• **Directions for this task**
How many of the entries below include the string "окружного"? Reply with the count only.

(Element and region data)
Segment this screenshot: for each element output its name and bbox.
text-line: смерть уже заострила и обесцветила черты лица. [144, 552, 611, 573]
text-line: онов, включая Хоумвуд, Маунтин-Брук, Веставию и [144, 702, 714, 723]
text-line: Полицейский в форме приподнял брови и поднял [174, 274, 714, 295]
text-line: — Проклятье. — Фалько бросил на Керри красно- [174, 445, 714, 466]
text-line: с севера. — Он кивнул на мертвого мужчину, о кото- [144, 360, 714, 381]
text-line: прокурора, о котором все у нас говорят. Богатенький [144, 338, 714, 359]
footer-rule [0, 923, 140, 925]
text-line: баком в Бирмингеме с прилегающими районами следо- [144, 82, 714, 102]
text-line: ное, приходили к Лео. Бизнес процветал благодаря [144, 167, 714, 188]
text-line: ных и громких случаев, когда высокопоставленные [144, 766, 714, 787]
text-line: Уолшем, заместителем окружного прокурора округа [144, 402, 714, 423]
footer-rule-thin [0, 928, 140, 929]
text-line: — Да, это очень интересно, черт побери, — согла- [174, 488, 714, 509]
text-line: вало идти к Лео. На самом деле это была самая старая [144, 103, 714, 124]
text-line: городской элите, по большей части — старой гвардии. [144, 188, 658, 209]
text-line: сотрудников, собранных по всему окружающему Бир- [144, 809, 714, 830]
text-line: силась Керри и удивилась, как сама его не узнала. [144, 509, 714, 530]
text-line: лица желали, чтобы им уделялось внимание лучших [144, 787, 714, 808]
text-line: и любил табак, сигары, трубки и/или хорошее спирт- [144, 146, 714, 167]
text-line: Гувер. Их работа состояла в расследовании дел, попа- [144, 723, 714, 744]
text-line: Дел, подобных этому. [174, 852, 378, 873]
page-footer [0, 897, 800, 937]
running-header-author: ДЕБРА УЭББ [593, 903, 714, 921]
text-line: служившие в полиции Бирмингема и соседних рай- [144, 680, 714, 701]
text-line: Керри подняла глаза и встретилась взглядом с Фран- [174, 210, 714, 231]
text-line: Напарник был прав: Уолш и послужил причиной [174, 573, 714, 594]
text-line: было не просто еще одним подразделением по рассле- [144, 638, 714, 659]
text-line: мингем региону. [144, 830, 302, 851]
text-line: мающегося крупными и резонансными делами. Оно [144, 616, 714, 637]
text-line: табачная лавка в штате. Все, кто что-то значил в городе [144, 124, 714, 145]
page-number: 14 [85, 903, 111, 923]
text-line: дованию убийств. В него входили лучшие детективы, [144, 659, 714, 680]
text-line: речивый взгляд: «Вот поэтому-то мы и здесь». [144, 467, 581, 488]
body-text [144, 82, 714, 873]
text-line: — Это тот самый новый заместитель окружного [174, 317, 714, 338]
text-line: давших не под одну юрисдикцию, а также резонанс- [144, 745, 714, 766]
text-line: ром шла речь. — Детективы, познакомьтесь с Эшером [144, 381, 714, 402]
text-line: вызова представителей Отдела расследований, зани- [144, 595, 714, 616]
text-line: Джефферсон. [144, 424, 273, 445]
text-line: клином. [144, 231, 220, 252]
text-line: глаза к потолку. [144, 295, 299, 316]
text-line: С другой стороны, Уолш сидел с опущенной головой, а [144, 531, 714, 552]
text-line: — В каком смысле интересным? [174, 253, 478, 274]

• **Solution below**
2